>> begin RECORDS PROVIDED

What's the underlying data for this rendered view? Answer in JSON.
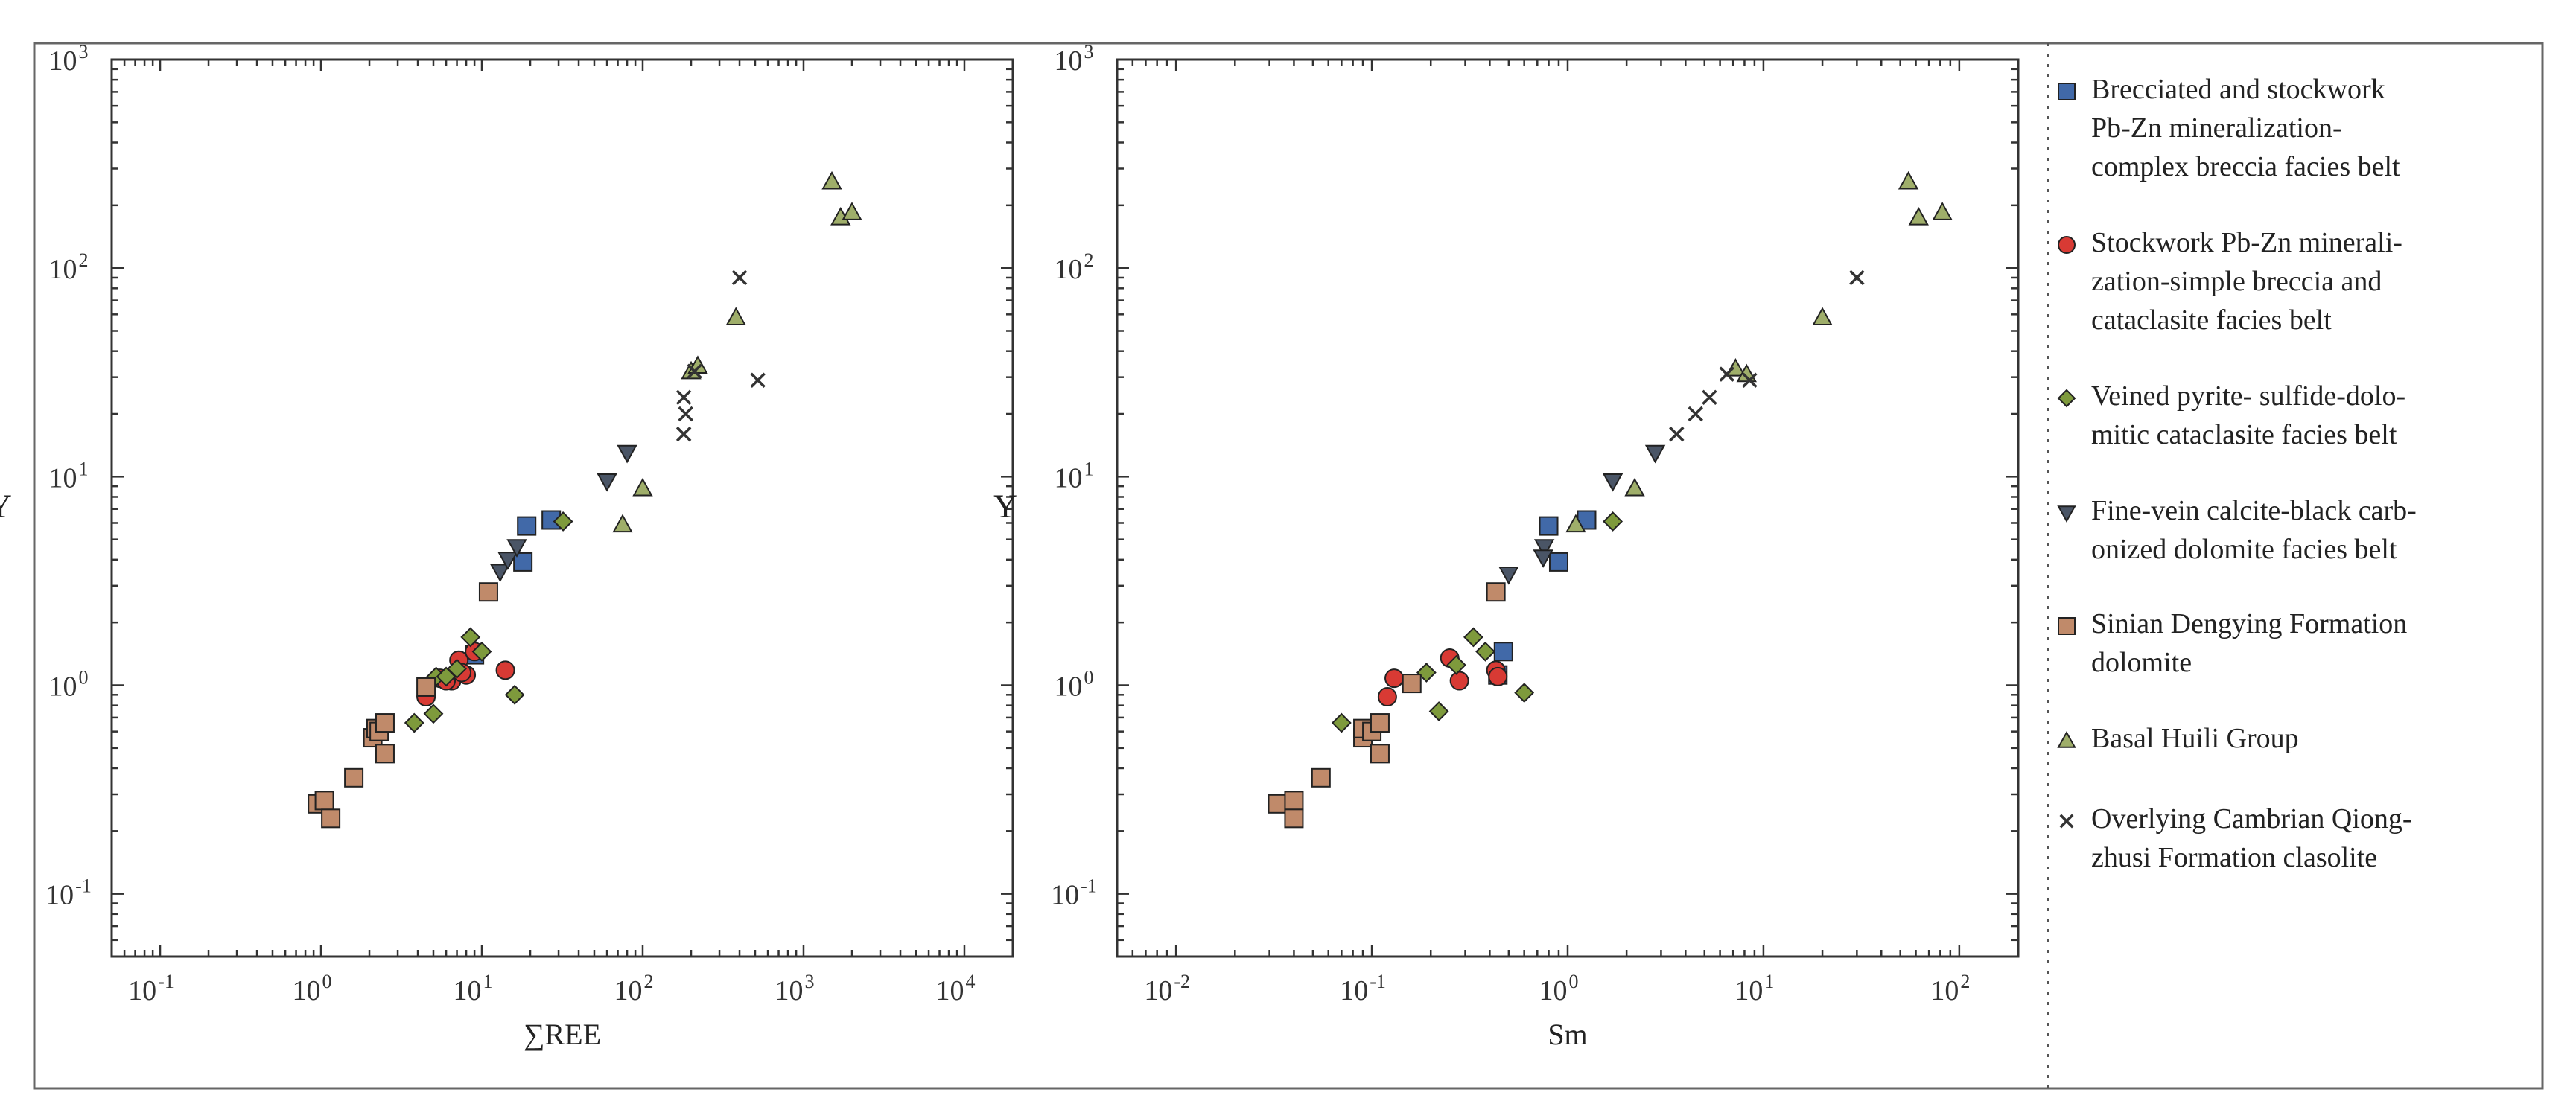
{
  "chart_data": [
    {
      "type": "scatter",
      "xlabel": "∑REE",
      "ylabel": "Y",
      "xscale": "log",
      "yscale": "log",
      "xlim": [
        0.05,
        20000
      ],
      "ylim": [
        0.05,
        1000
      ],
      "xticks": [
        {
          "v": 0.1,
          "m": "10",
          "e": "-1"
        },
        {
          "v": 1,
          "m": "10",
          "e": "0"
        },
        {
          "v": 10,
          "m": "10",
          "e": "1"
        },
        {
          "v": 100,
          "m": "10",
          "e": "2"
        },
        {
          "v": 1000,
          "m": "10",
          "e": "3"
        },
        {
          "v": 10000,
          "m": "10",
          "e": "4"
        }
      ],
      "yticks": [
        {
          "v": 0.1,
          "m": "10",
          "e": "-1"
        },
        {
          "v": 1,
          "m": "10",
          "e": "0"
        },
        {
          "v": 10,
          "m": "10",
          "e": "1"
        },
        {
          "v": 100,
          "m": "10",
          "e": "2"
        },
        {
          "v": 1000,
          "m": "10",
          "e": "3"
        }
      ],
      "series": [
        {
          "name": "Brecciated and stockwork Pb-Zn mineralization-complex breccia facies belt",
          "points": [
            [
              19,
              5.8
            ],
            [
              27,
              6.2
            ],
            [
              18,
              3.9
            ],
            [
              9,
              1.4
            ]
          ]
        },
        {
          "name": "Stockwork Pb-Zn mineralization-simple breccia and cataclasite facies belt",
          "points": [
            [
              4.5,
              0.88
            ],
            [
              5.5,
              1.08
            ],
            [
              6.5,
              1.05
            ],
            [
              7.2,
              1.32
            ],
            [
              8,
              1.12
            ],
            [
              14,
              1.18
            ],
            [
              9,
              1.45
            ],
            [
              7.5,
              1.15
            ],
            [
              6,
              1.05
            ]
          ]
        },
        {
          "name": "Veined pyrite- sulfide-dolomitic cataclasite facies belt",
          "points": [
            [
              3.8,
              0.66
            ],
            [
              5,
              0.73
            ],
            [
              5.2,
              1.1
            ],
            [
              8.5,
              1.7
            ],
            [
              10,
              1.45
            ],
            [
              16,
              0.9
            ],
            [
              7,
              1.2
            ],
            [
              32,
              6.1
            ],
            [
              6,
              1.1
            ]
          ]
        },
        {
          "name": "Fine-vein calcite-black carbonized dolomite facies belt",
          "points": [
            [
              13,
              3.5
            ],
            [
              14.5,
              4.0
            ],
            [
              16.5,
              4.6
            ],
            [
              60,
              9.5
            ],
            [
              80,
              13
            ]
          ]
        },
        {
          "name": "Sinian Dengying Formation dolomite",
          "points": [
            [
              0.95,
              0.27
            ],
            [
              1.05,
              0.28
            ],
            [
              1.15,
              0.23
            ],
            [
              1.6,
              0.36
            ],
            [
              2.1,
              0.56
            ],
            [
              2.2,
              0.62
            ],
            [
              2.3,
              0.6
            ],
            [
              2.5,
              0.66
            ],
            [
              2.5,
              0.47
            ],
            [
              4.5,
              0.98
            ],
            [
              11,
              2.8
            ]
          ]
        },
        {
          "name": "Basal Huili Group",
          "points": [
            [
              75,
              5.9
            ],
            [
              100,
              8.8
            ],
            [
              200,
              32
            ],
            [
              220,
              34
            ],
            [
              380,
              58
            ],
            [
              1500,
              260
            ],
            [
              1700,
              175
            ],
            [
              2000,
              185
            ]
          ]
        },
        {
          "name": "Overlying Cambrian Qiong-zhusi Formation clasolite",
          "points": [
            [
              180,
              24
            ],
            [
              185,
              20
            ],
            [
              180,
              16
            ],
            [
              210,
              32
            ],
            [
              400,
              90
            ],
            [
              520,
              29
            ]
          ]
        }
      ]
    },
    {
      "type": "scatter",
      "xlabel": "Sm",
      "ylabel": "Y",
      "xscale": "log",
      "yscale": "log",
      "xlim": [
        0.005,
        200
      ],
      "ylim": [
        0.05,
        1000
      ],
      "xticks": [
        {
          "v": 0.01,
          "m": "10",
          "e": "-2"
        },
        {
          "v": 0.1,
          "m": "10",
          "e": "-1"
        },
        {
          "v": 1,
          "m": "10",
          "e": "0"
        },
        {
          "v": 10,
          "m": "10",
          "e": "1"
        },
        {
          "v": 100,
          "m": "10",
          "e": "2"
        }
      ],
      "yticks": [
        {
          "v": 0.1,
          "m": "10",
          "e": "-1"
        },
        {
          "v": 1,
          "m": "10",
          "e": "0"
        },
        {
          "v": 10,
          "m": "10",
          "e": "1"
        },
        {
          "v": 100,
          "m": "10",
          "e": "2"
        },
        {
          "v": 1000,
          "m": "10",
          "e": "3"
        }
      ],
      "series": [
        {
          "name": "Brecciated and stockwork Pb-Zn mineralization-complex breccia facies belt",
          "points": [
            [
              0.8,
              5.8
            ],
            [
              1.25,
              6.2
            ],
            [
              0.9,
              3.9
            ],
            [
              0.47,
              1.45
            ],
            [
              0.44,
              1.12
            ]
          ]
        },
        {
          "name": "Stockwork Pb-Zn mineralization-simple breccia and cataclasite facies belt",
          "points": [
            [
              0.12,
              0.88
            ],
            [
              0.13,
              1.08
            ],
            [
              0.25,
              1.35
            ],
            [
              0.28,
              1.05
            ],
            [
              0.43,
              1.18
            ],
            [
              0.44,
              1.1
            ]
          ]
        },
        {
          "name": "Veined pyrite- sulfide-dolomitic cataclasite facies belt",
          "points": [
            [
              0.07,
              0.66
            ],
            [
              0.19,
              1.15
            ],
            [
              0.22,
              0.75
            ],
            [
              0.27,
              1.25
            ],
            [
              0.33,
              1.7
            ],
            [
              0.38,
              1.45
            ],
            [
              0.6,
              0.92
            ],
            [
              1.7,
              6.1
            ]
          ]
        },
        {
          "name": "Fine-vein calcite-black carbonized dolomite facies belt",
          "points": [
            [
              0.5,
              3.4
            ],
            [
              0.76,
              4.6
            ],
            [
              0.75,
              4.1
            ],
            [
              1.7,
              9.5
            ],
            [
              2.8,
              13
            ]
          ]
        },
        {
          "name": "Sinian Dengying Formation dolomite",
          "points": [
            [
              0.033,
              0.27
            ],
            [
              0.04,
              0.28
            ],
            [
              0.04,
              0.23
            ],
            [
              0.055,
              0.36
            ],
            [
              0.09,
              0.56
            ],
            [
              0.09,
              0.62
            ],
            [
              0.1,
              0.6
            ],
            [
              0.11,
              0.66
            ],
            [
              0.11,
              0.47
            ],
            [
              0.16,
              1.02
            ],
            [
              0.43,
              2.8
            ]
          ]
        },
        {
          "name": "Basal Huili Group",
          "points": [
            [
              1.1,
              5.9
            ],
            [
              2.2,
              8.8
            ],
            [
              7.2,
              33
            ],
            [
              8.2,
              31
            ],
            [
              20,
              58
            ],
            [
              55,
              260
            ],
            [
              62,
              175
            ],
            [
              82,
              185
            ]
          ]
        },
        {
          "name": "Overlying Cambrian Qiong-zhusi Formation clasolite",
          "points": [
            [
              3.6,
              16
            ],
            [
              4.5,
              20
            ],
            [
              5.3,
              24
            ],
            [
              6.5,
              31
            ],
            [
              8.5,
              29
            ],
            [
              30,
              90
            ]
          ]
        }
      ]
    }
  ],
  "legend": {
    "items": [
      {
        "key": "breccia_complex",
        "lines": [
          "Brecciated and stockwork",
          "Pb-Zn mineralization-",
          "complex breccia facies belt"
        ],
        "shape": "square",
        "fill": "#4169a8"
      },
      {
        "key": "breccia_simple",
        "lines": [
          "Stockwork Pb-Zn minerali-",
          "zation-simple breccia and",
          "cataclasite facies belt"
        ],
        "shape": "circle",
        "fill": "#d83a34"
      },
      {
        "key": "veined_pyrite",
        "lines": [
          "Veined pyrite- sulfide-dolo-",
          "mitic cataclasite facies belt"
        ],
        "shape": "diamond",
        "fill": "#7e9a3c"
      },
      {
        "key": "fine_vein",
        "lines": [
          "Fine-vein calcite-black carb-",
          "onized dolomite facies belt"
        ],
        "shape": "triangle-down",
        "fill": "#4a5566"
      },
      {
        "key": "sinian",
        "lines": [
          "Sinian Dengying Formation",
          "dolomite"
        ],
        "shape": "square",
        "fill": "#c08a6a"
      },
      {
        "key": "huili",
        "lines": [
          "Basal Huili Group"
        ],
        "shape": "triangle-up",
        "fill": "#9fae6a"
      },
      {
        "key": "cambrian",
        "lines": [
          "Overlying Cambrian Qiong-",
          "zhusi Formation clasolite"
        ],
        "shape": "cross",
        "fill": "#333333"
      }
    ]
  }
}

>> end RECORDS PROVIDED

• [WHAT YOU SHOULD DO]
Spot every line that holds "triangle" and copy it.

• [RESULT OF THE TASK]
        "shape": "triangle-down",
        "shape": "triangle-up",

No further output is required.